• _Task statement_:
Report the count of lines holding "November" in the records, with no other words.

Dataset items
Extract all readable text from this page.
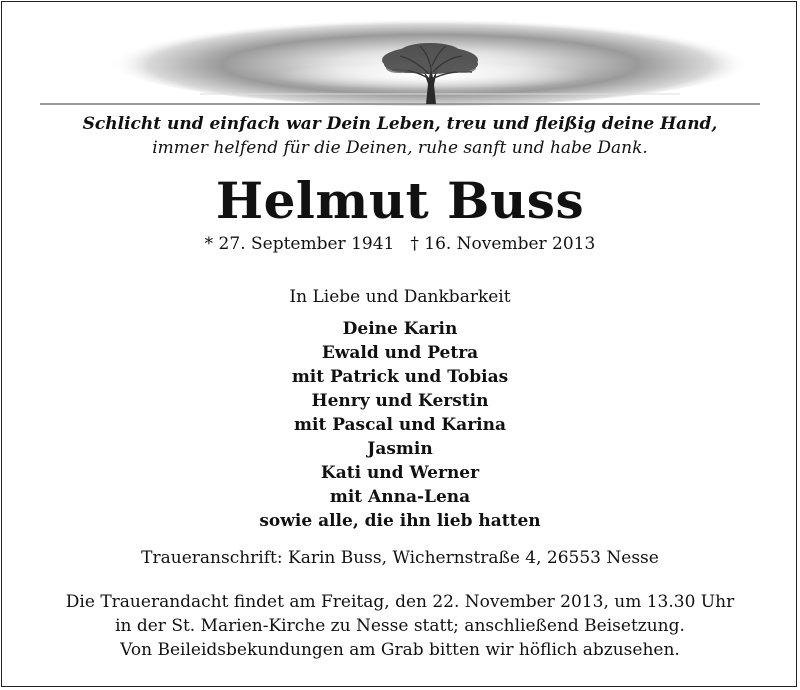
Schlicht und einfach war Dein Leben, treu und fleißig deine Hand,
immer helfend für die Deinen, ruhe sanft und habe Dank.
Helmut Buss
* 27. September 1941 † 16. November 2013
In Liebe und Dankbarkeit
Deine Karin
Ewald und Petra
mit Patrick und Tobias
Henry und Kerstin
mit Pascal und Karina
Jasmin
Kati und Werner
mit Anna-Lena
sowie alle, die ihn lieb hatten
Traueranschrift: Karin Buss, Wichernstraße 4, 26553 Nesse
Die Trauerandacht findet am Freitag, den 22. November 2013, um 13.30 Uhr
in der St. Marien-Kirche zu Nesse statt; anschließend Beisetzung.
Von Beileidsbekundungen am Grab bitten wir höflich abzusehen.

• _Exercise answer_:
2